#### PROBLEM TO WORK ON
The entries below contain pictures. Retype everything except those pictures, exactly as given.

#### Rows from a dataset

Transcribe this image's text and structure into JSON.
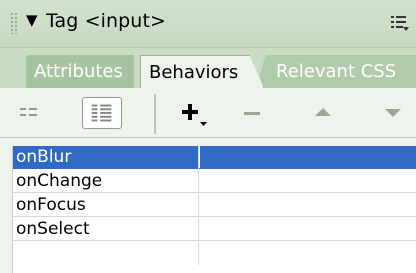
{
  "panel": {
    "title": "Tag <input>",
    "collapse_arrow": "▼",
    "options_icon": "options-menu-icon"
  },
  "tabs": [
    {
      "label": "Attributes"
    },
    {
      "label": "Behaviors"
    },
    {
      "label": "Relevant CSS"
    }
  ],
  "toolbar": {
    "show_set_events": "show-set-events-icon",
    "show_all_events": "show-all-events-icon",
    "add_behavior": "+",
    "remove_behavior": "−",
    "move_up": "▲",
    "move_down": "▼"
  },
  "events": [
    {
      "name": "onBlur",
      "action": ""
    },
    {
      "name": "onChange",
      "action": ""
    },
    {
      "name": "onFocus",
      "action": ""
    },
    {
      "name": "onSelect",
      "action": ""
    }
  ],
  "colors": {
    "selection": "#316ac5",
    "panel_bg": "#eef4ec"
  }
}
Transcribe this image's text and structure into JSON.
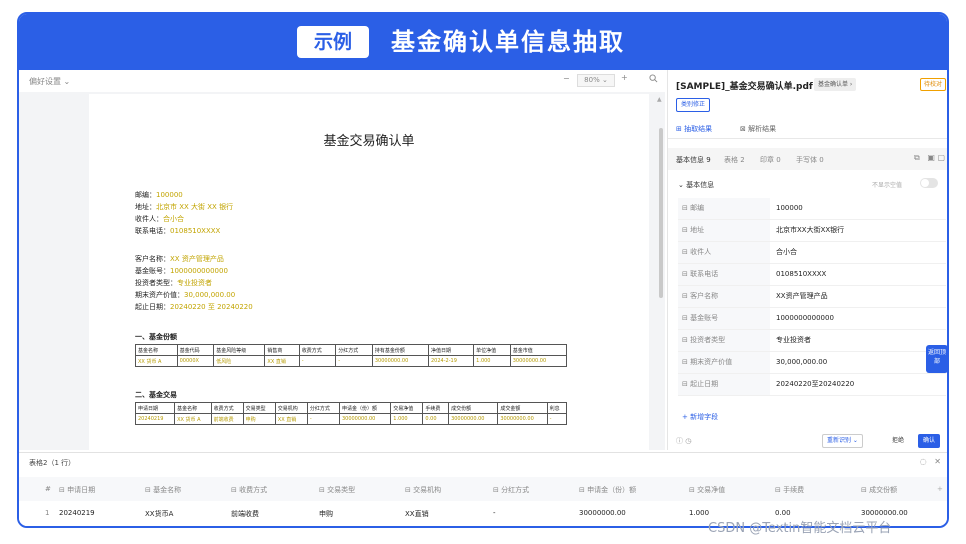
{
  "banner": {
    "tag": "示例",
    "title": "基金确认单信息抽取"
  },
  "viewer": {
    "toolbar": {
      "preferences": "偏好设置 ⌄",
      "zoom_minus": "−",
      "zoom": "80% ⌄",
      "zoom_plus": "+",
      "search_icon": "search-icon"
    },
    "doc_title": "基金交易确认单",
    "info": [
      {
        "k": "邮编：",
        "v": "100000"
      },
      {
        "k": "地址：",
        "v": "北京市 XX 大街 XX 银行"
      },
      {
        "k": "收件人：",
        "v": "合小合"
      },
      {
        "k": "联系电话：",
        "v": "0108510XXXX"
      }
    ],
    "info2": [
      {
        "k": "客户名称：",
        "v": "XX 资产管理产品"
      },
      {
        "k": "基金账号：",
        "v": "1000000000000"
      },
      {
        "k": "投资者类型：",
        "v": "专业投资者"
      },
      {
        "k": "期末资产价值：",
        "v": "30,000,000.00"
      },
      {
        "k": "起止日期：",
        "v": "20240220 至 20240220"
      }
    ],
    "section1": "一、基金份额",
    "table1": {
      "headers": [
        "基金名称",
        "基金代码",
        "基金风险等级",
        "销售商",
        "收费方式",
        "分红方式",
        "持有基金份额",
        "净值日期",
        "单位净值",
        "基金市值"
      ],
      "row": [
        "XX 货币 A",
        "00000X",
        "低风险",
        "XX 直销",
        "-",
        "-",
        "30000000.00",
        "2024-2-19",
        "1.000",
        "30000000.00"
      ]
    },
    "section2": "二、基金交易",
    "table2": {
      "headers": [
        "申请日期",
        "基金名称",
        "收费方式",
        "交易类型",
        "交易机构",
        "分红方式",
        "申请金（份）额",
        "交易净值",
        "手续费",
        "成交份额",
        "成交金额",
        "利息"
      ],
      "row": [
        "20240219",
        "XX 货币 A",
        "前端收费",
        "申购",
        "XX 直销",
        "-",
        "30000000.00",
        "1.000",
        "0.00",
        "30000000.00",
        "30000000.00",
        "-"
      ]
    }
  },
  "panel": {
    "file_name": "[SAMPLE]_基金交易确认单.pdf",
    "doc_type": "基金确认单 ›",
    "status": "待校对",
    "fix_button": "类别修正",
    "tabs": [
      "抽取结果",
      "解析结果"
    ],
    "subtabs": [
      "基本信息 9",
      "表格 2",
      "印章 0",
      "手写体 0"
    ],
    "group": "基本信息",
    "hide_empty": "不显示空值",
    "fields": [
      {
        "label": "邮编",
        "value": "100000"
      },
      {
        "label": "地址",
        "value": "北京市XX大街XX银行"
      },
      {
        "label": "收件人",
        "value": "合小合"
      },
      {
        "label": "联系电话",
        "value": "0108510XXXX"
      },
      {
        "label": "客户名称",
        "value": "XX资产管理产品"
      },
      {
        "label": "基金账号",
        "value": "1000000000000"
      },
      {
        "label": "投资者类型",
        "value": "专业投资者"
      },
      {
        "label": "期末资产价值",
        "value": "30,000,000.00"
      },
      {
        "label": "起止日期",
        "value": "20240220至20240220"
      }
    ],
    "add_field": "+ 新增字段",
    "reidentify": "重新识别 ⌄",
    "reject": "拒绝",
    "confirm": "确认",
    "fab": "返回顶部"
  },
  "bottom_table": {
    "title": "表格2（1 行）",
    "headers": [
      "#",
      "申请日期",
      "基金名称",
      "收费方式",
      "交易类型",
      "交易机构",
      "分红方式",
      "申请金（份）额",
      "交易净值",
      "手续费",
      "成交份额"
    ],
    "row": [
      "1",
      "20240219",
      "XX货币A",
      "前端收费",
      "申购",
      "XX直销",
      "-",
      "30000000.00",
      "1.000",
      "0.00",
      "30000000.00"
    ]
  },
  "watermark": "CSDN @Textin智能文档云平台"
}
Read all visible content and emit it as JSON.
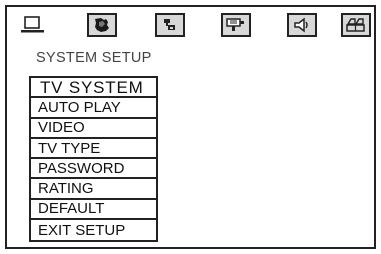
{
  "toolbar": {
    "icons": [
      {
        "name": "general-setup-icon"
      },
      {
        "name": "speaker-setup-icon"
      },
      {
        "name": "audio-setup-icon"
      },
      {
        "name": "video-setup-icon"
      },
      {
        "name": "audio-output-icon"
      },
      {
        "name": "preference-icon"
      }
    ]
  },
  "section": {
    "title": "SYSTEM SETUP"
  },
  "menu": {
    "items": [
      {
        "label": "TV SYSTEM"
      },
      {
        "label": "AUTO PLAY"
      },
      {
        "label": "VIDEO"
      },
      {
        "label": "TV TYPE"
      },
      {
        "label": "PASSWORD"
      },
      {
        "label": "RATING"
      },
      {
        "label": "DEFAULT"
      },
      {
        "label": "EXIT SETUP"
      }
    ],
    "selected": "TV SYSTEM"
  }
}
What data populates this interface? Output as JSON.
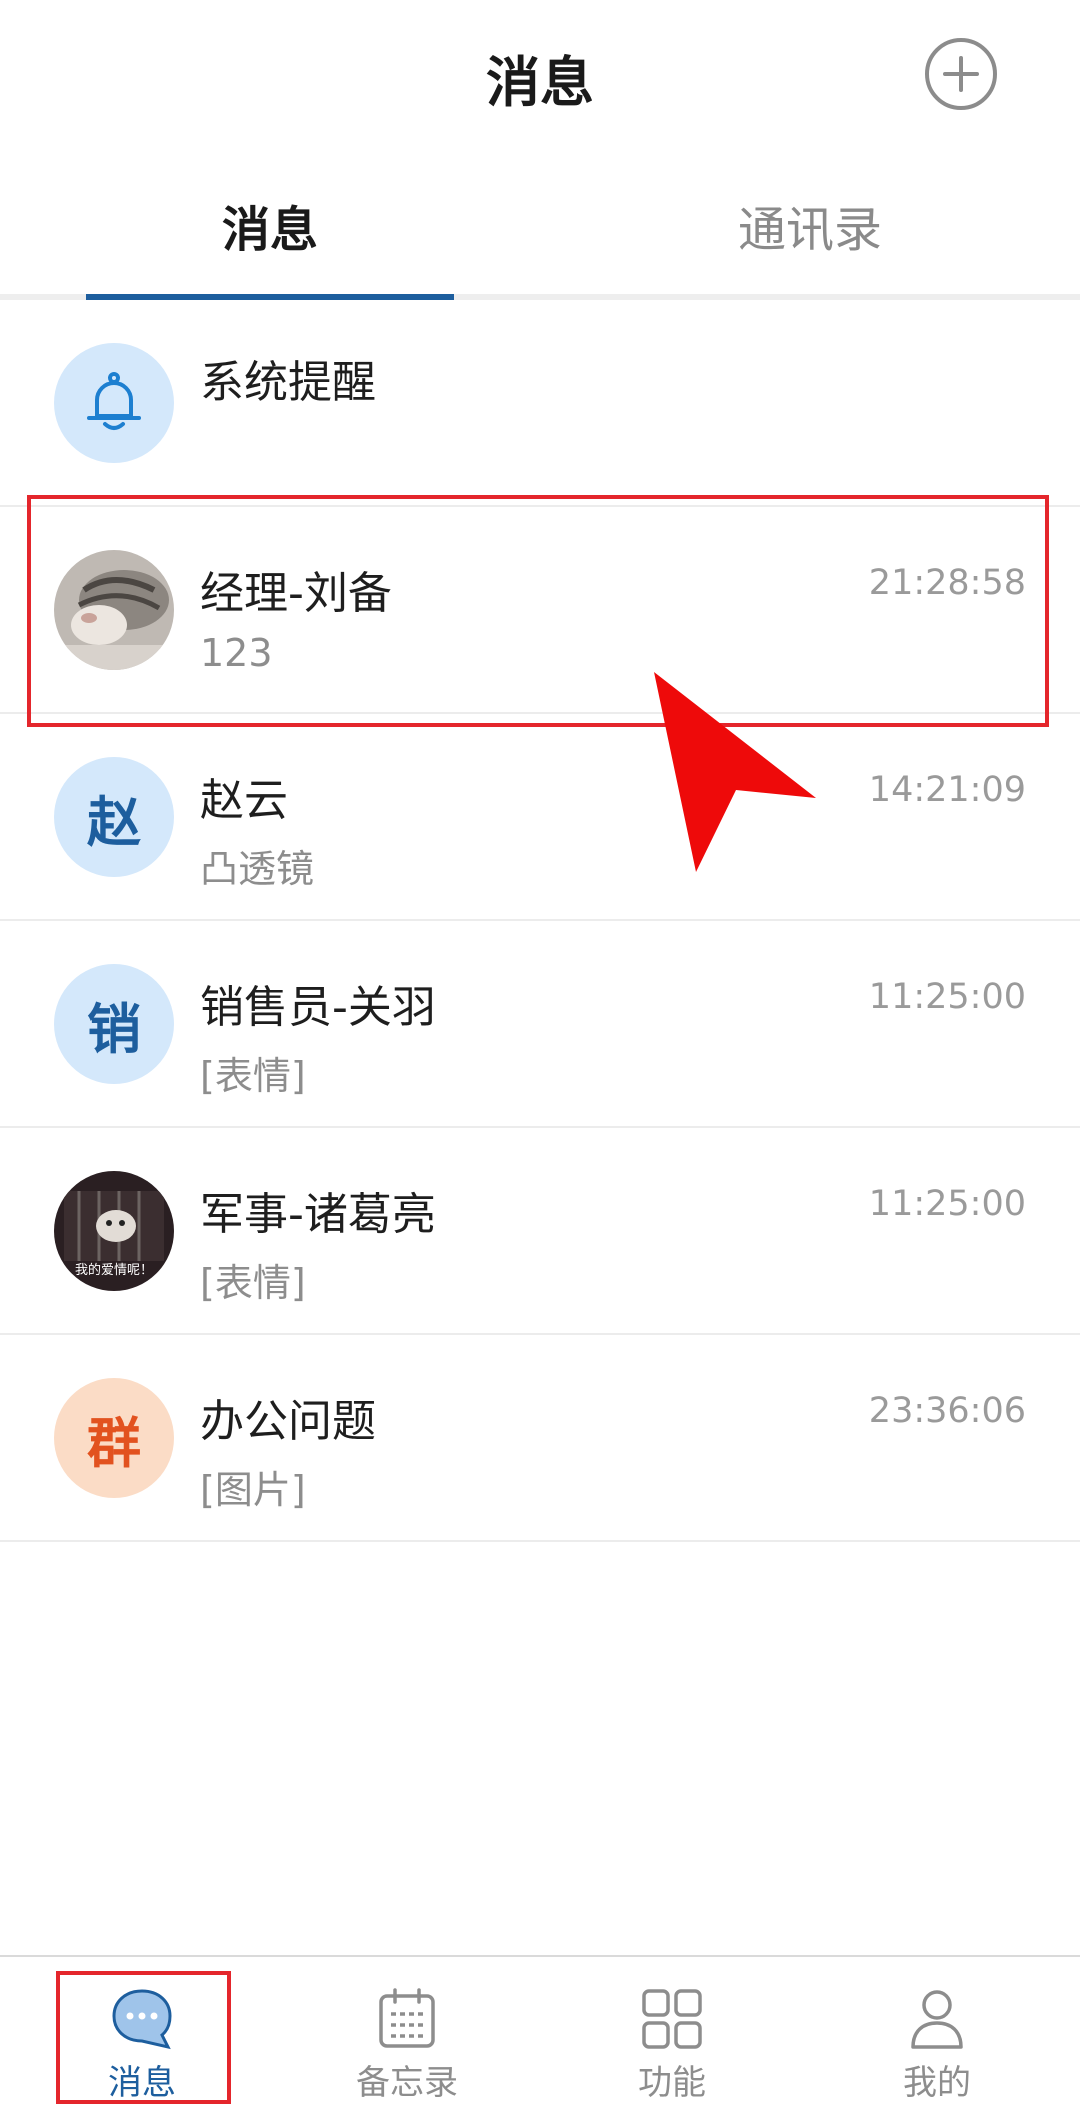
{
  "header": {
    "title": "消息",
    "add_icon": "plus-circle-icon"
  },
  "tabs": [
    {
      "label": "消息",
      "active": true
    },
    {
      "label": "通讯录",
      "active": false
    }
  ],
  "conversations": [
    {
      "name": "系统提醒",
      "preview": "",
      "time": "",
      "avatar": "bell-icon"
    },
    {
      "name": "经理-刘备",
      "preview": "123",
      "time": "21:28:58",
      "avatar": "cat-photo"
    },
    {
      "name": "赵云",
      "preview": "凸透镜",
      "time": "14:21:09",
      "avatar_text": "赵"
    },
    {
      "name": "销售员-关羽",
      "preview": "[表情]",
      "time": "11:25:00",
      "avatar_text": "销"
    },
    {
      "name": "军事-诸葛亮",
      "preview": "[表情]",
      "time": "11:25:00",
      "avatar_caption": "我的爱情呢！"
    },
    {
      "name": "办公问题",
      "preview": "[图片]",
      "time": "23:36:06",
      "avatar_text": "群"
    }
  ],
  "bottom_nav": [
    {
      "label": "消息",
      "icon": "chat-bubble-icon",
      "active": true
    },
    {
      "label": "备忘录",
      "icon": "calendar-icon",
      "active": false
    },
    {
      "label": "功能",
      "icon": "grid-icon",
      "active": false
    },
    {
      "label": "我的",
      "icon": "person-icon",
      "active": false
    }
  ],
  "colors": {
    "accent": "#1d5e9e",
    "highlight": "#e4262c",
    "group_avatar": "#e2521f"
  }
}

#### TASK OUTPUT
Transcribe this image's text and structure into JSON.
{
  "panel": {
    "title": "Tag <input>",
    "collapse_arrow": "▼",
    "options_icon": "options-menu-icon"
  },
  "tabs": [
    {
      "label": "Attributes"
    },
    {
      "label": "Behaviors"
    },
    {
      "label": "Relevant CSS"
    }
  ],
  "toolbar": {
    "show_set_events": "show-set-events-icon",
    "show_all_events": "show-all-events-icon",
    "add_behavior": "+",
    "remove_behavior": "−",
    "move_up": "▲",
    "move_down": "▼"
  },
  "events": [
    {
      "name": "onBlur",
      "action": ""
    },
    {
      "name": "onChange",
      "action": ""
    },
    {
      "name": "onFocus",
      "action": ""
    },
    {
      "name": "onSelect",
      "action": ""
    }
  ],
  "colors": {
    "selection": "#316ac5",
    "panel_bg": "#eef4ec"
  }
}
Transcribe this image's text and structure into JSON.
{
  "banner": {
    "tag": "示例",
    "title": "基金确认单信息抽取"
  },
  "viewer": {
    "toolbar": {
      "preferences": "偏好设置 ⌄",
      "zoom_minus": "−",
      "zoom": "80% ⌄",
      "zoom_plus": "+",
      "search_icon": "search-icon"
    },
    "doc_title": "基金交易确认单",
    "info": [
      {
        "k": "邮编：",
        "v": "100000"
      },
      {
        "k": "地址：",
        "v": "北京市 XX 大街 XX 银行"
      },
      {
        "k": "收件人：",
        "v": "合小合"
      },
      {
        "k": "联系电话：",
        "v": "0108510XXXX"
      }
    ],
    "info2": [
      {
        "k": "客户名称：",
        "v": "XX 资产管理产品"
      },
      {
        "k": "基金账号：",
        "v": "1000000000000"
      },
      {
        "k": "投资者类型：",
        "v": "专业投资者"
      },
      {
        "k": "期末资产价值：",
        "v": "30,000,000.00"
      },
      {
        "k": "起止日期：",
        "v": "20240220 至 20240220"
      }
    ],
    "section1": "一、基金份额",
    "table1": {
      "headers": [
        "基金名称",
        "基金代码",
        "基金风险等级",
        "销售商",
        "收费方式",
        "分红方式",
        "持有基金份额",
        "净值日期",
        "单位净值",
        "基金市值"
      ],
      "row": [
        "XX 货币 A",
        "00000X",
        "低风险",
        "XX 直销",
        "-",
        "-",
        "30000000.00",
        "2024-2-19",
        "1.000",
        "30000000.00"
      ]
    },
    "section2": "二、基金交易",
    "table2": {
      "headers": [
        "申请日期",
        "基金名称",
        "收费方式",
        "交易类型",
        "交易机构",
        "分红方式",
        "申请金（份）额",
        "交易净值",
        "手续费",
        "成交份额",
        "成交金额",
        "利息"
      ],
      "row": [
        "20240219",
        "XX 货币 A",
        "前端收费",
        "申购",
        "XX 直销",
        "-",
        "30000000.00",
        "1.000",
        "0.00",
        "30000000.00",
        "30000000.00",
        "-"
      ]
    }
  },
  "panel": {
    "file_name": "[SAMPLE]_基金交易确认单.pdf",
    "doc_type": "基金确认单 ›",
    "status": "待校对",
    "fix_button": "类别修正",
    "tabs": [
      "抽取结果",
      "解析结果"
    ],
    "subtabs": [
      "基本信息 9",
      "表格 2",
      "印章 0",
      "手写体 0"
    ],
    "group": "基本信息",
    "hide_empty": "不显示空值",
    "fields": [
      {
        "label": "邮编",
        "value": "100000"
      },
      {
        "label": "地址",
        "value": "北京市XX大街XX银行"
      },
      {
        "label": "收件人",
        "value": "合小合"
      },
      {
        "label": "联系电话",
        "value": "0108510XXXX"
      },
      {
        "label": "客户名称",
        "value": "XX资产管理产品"
      },
      {
        "label": "基金账号",
        "value": "1000000000000"
      },
      {
        "label": "投资者类型",
        "value": "专业投资者"
      },
      {
        "label": "期末资产价值",
        "value": "30,000,000.00"
      },
      {
        "label": "起止日期",
        "value": "20240220至20240220"
      }
    ],
    "add_field": "+ 新增字段",
    "reidentify": "重新识别 ⌄",
    "reject": "拒绝",
    "confirm": "确认",
    "fab": "返回顶部"
  },
  "bottom_table": {
    "title": "表格2（1 行）",
    "headers": [
      "#",
      "申请日期",
      "基金名称",
      "收费方式",
      "交易类型",
      "交易机构",
      "分红方式",
      "申请金（份）额",
      "交易净值",
      "手续费",
      "成交份额"
    ],
    "row": [
      "1",
      "20240219",
      "XX货币A",
      "前端收费",
      "申购",
      "XX直销",
      "-",
      "30000000.00",
      "1.000",
      "0.00",
      "30000000.00"
    ]
  },
  "watermark": "CSDN @Textin智能文档云平台"
}
Read all visible content and emit it as JSON.
{
  "toolbar": {
    "icons": [
      {
        "name": "general-setup-icon"
      },
      {
        "name": "speaker-setup-icon"
      },
      {
        "name": "audio-setup-icon"
      },
      {
        "name": "video-setup-icon"
      },
      {
        "name": "audio-output-icon"
      },
      {
        "name": "preference-icon"
      }
    ]
  },
  "section": {
    "title": "SYSTEM SETUP"
  },
  "menu": {
    "items": [
      {
        "label": "TV SYSTEM"
      },
      {
        "label": "AUTO PLAY"
      },
      {
        "label": "VIDEO"
      },
      {
        "label": "TV TYPE"
      },
      {
        "label": "PASSWORD"
      },
      {
        "label": "RATING"
      },
      {
        "label": "DEFAULT"
      },
      {
        "label": "EXIT SETUP"
      }
    ],
    "selected": "TV SYSTEM"
  }
}
What data populates this interface? Output as JSON.
{
  "header": {
    "title": "消息",
    "add_icon": "plus-circle-icon"
  },
  "tabs": [
    {
      "label": "消息",
      "active": true
    },
    {
      "label": "通讯录",
      "active": false
    }
  ],
  "conversations": [
    {
      "name": "系统提醒",
      "preview": "",
      "time": "",
      "avatar": "bell-icon"
    },
    {
      "name": "经理-刘备",
      "preview": "123",
      "time": "21:28:58",
      "avatar": "cat-photo"
    },
    {
      "name": "赵云",
      "preview": "凸透镜",
      "time": "14:21:09",
      "avatar_text": "赵"
    },
    {
      "name": "销售员-关羽",
      "preview": "[表情]",
      "time": "11:25:00",
      "avatar_text": "销"
    },
    {
      "name": "军事-诸葛亮",
      "preview": "[表情]",
      "time": "11:25:00",
      "avatar_caption": "我的爱情呢！"
    },
    {
      "name": "办公问题",
      "preview": "[图片]",
      "time": "23:36:06",
      "avatar_text": "群"
    }
  ],
  "bottom_nav": [
    {
      "label": "消息",
      "icon": "chat-bubble-icon",
      "active": true
    },
    {
      "label": "备忘录",
      "icon": "calendar-icon",
      "active": false
    },
    {
      "label": "功能",
      "icon": "grid-icon",
      "active": false
    },
    {
      "label": "我的",
      "icon": "person-icon",
      "active": false
    }
  ],
  "colors": {
    "accent": "#1d5e9e",
    "highlight": "#e4262c",
    "group_avatar": "#e2521f"
  }
}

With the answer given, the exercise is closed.